▶ [Directions for this task]
Skip the pictures and quote all of the lines exactly.

▶ [Source records]
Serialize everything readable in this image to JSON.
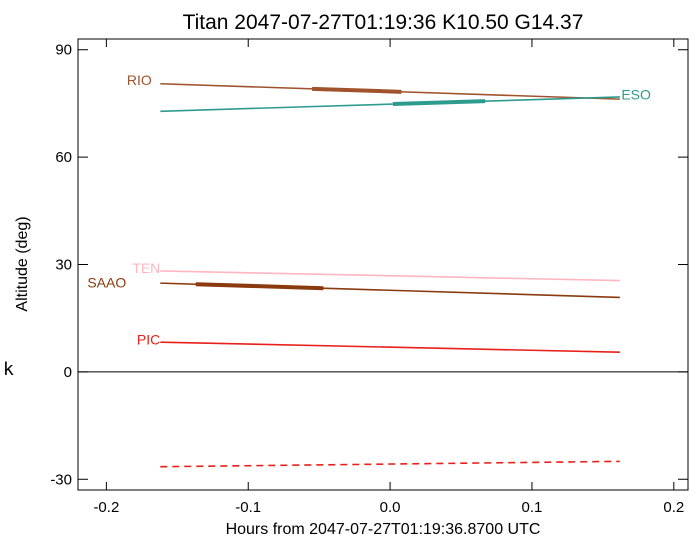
{
  "chart_data": {
    "type": "line",
    "title": "Titan 2047-07-27T01:19:36  K10.50  G14.37",
    "xlabel": "Hours from 2047-07-27T01:19:36.8700 UTC",
    "ylabel": "Altitude (deg)",
    "xlim": [
      -0.22,
      0.21
    ],
    "ylim": [
      -33,
      93
    ],
    "xticks": [
      -0.2,
      -0.1,
      0.0,
      0.1,
      0.2
    ],
    "xtick_labels": [
      "-0.2",
      "-0.1",
      "0.0",
      "0.1",
      "0.2"
    ],
    "yticks": [
      -30,
      0,
      30,
      60,
      90
    ],
    "ytick_labels": [
      "-30",
      "0",
      "30",
      "60",
      "90"
    ],
    "zero_line": 0,
    "side_mark": "k",
    "series": [
      {
        "name": "RIO",
        "color": "#a0522d",
        "x": [
          -0.162,
          0.162
        ],
        "y": [
          80.5,
          76.2
        ],
        "thick": [
          -0.055,
          0.008
        ],
        "label_x": -0.168,
        "label_y": 81.5,
        "label_anchor": "end"
      },
      {
        "name": "ESO",
        "color": "#2e9b8f",
        "x": [
          -0.162,
          0.162
        ],
        "y": [
          72.8,
          76.8
        ],
        "thick": [
          0.002,
          0.067
        ],
        "label_x": 0.163,
        "label_y": 77.5,
        "label_anchor": "start"
      },
      {
        "name": "TEN",
        "color": "#ffb6c1",
        "x": [
          -0.162,
          0.162
        ],
        "y": [
          28.2,
          25.5
        ],
        "thick": null,
        "label_x": -0.162,
        "label_y": 29.0,
        "label_anchor": "end"
      },
      {
        "name": "SAAO",
        "color": "#8b3a0f",
        "x": [
          -0.162,
          0.162
        ],
        "y": [
          24.8,
          20.8
        ],
        "thick": [
          -0.137,
          -0.047
        ],
        "label_x": -0.186,
        "label_y": 25.0,
        "label_anchor": "end"
      },
      {
        "name": "PIC",
        "color": "#e8201a",
        "x": [
          -0.162,
          0.162
        ],
        "y": [
          8.3,
          5.5
        ],
        "thick": null,
        "label_x": -0.162,
        "label_y": 9.0,
        "label_anchor": "end"
      },
      {
        "name": "",
        "color": "#e8201a",
        "dashed": true,
        "x": [
          -0.162,
          0.162
        ],
        "y": [
          -26.5,
          -25.0
        ],
        "thick": null
      }
    ]
  }
}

▶ [Response]
Serialize everything readable in this image to JSON.
{
  "chart_data": {
    "type": "line",
    "title": "Titan 2047-07-27T01:19:36  K10.50  G14.37",
    "xlabel": "Hours from 2047-07-27T01:19:36.8700 UTC",
    "ylabel": "Altitude (deg)",
    "xlim": [
      -0.22,
      0.21
    ],
    "ylim": [
      -33,
      93
    ],
    "xticks": [
      -0.2,
      -0.1,
      0.0,
      0.1,
      0.2
    ],
    "xtick_labels": [
      "-0.2",
      "-0.1",
      "0.0",
      "0.1",
      "0.2"
    ],
    "yticks": [
      -30,
      0,
      30,
      60,
      90
    ],
    "ytick_labels": [
      "-30",
      "0",
      "30",
      "60",
      "90"
    ],
    "zero_line": 0,
    "side_mark": "k",
    "series": [
      {
        "name": "RIO",
        "color": "#a0522d",
        "x": [
          -0.162,
          0.162
        ],
        "y": [
          80.5,
          76.2
        ],
        "thick": [
          -0.055,
          0.008
        ],
        "label_x": -0.168,
        "label_y": 81.5,
        "label_anchor": "end"
      },
      {
        "name": "ESO",
        "color": "#2e9b8f",
        "x": [
          -0.162,
          0.162
        ],
        "y": [
          72.8,
          76.8
        ],
        "thick": [
          0.002,
          0.067
        ],
        "label_x": 0.163,
        "label_y": 77.5,
        "label_anchor": "start"
      },
      {
        "name": "TEN",
        "color": "#ffb6c1",
        "x": [
          -0.162,
          0.162
        ],
        "y": [
          28.2,
          25.5
        ],
        "thick": null,
        "label_x": -0.162,
        "label_y": 29.0,
        "label_anchor": "end"
      },
      {
        "name": "SAAO",
        "color": "#8b3a0f",
        "x": [
          -0.162,
          0.162
        ],
        "y": [
          24.8,
          20.8
        ],
        "thick": [
          -0.137,
          -0.047
        ],
        "label_x": -0.186,
        "label_y": 25.0,
        "label_anchor": "end"
      },
      {
        "name": "PIC",
        "color": "#e8201a",
        "x": [
          -0.162,
          0.162
        ],
        "y": [
          8.3,
          5.5
        ],
        "thick": null,
        "label_x": -0.162,
        "label_y": 9.0,
        "label_anchor": "end"
      },
      {
        "name": "",
        "color": "#e8201a",
        "dashed": true,
        "x": [
          -0.162,
          0.162
        ],
        "y": [
          -26.5,
          -25.0
        ],
        "thick": null
      }
    ]
  }
}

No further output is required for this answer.